→ **YOUR GOAL**
Exactly reproduce each entry, leaving out nothing.

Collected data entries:
.....

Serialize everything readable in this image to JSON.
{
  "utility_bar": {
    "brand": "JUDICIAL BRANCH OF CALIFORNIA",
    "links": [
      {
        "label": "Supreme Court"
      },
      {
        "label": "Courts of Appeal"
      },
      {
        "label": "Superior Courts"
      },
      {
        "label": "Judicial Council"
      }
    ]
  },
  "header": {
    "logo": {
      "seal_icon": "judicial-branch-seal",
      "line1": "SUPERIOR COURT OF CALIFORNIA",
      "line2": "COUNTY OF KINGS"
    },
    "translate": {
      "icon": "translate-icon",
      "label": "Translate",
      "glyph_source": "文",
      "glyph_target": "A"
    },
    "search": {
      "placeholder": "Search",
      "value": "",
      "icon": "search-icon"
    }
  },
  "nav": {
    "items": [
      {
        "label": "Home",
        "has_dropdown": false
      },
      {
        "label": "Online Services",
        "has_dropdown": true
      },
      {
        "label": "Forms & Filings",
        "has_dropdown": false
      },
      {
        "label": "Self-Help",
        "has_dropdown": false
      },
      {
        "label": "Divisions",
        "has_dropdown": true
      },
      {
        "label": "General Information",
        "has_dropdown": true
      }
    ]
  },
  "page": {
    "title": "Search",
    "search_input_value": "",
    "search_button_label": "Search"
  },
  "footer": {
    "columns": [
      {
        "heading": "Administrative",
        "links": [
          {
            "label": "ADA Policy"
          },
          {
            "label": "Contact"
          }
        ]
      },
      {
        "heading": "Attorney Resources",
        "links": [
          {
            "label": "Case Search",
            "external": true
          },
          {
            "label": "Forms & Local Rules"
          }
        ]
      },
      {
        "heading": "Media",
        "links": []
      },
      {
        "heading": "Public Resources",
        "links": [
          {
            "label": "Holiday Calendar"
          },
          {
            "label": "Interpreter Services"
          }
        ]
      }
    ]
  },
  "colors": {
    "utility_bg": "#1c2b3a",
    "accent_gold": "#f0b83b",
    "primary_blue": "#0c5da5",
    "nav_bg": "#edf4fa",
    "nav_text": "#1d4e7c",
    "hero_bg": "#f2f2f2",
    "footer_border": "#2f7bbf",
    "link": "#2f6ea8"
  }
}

.....

→ **REPLY**
Serialize everything readable in this image to JSON.
{
  "utility_bar": {
    "brand": "JUDICIAL BRANCH OF CALIFORNIA",
    "links": [
      {
        "label": "Supreme Court"
      },
      {
        "label": "Courts of Appeal"
      },
      {
        "label": "Superior Courts"
      },
      {
        "label": "Judicial Council"
      }
    ]
  },
  "header": {
    "logo": {
      "seal_icon": "judicial-branch-seal",
      "line1": "SUPERIOR COURT OF CALIFORNIA",
      "line2": "COUNTY OF KINGS"
    },
    "translate": {
      "icon": "translate-icon",
      "label": "Translate",
      "glyph_source": "文",
      "glyph_target": "A"
    },
    "search": {
      "placeholder": "Search",
      "value": "",
      "icon": "search-icon"
    }
  },
  "nav": {
    "items": [
      {
        "label": "Home",
        "has_dropdown": false
      },
      {
        "label": "Online Services",
        "has_dropdown": true
      },
      {
        "label": "Forms & Filings",
        "has_dropdown": false
      },
      {
        "label": "Self-Help",
        "has_dropdown": false
      },
      {
        "label": "Divisions",
        "has_dropdown": true
      },
      {
        "label": "General Information",
        "has_dropdown": true
      }
    ]
  },
  "page": {
    "title": "Search",
    "search_input_value": "",
    "search_button_label": "Search"
  },
  "footer": {
    "columns": [
      {
        "heading": "Administrative",
        "links": [
          {
            "label": "ADA Policy"
          },
          {
            "label": "Contact"
          }
        ]
      },
      {
        "heading": "Attorney Resources",
        "links": [
          {
            "label": "Case Search",
            "external": true
          },
          {
            "label": "Forms & Local Rules"
          }
        ]
      },
      {
        "heading": "Media",
        "links": []
      },
      {
        "heading": "Public Resources",
        "links": [
          {
            "label": "Holiday Calendar"
          },
          {
            "label": "Interpreter Services"
          }
        ]
      }
    ]
  },
  "colors": {
    "utility_bg": "#1c2b3a",
    "accent_gold": "#f0b83b",
    "primary_blue": "#0c5da5",
    "nav_bg": "#edf4fa",
    "nav_text": "#1d4e7c",
    "hero_bg": "#f2f2f2",
    "footer_border": "#2f7bbf",
    "link": "#2f6ea8"
  }
}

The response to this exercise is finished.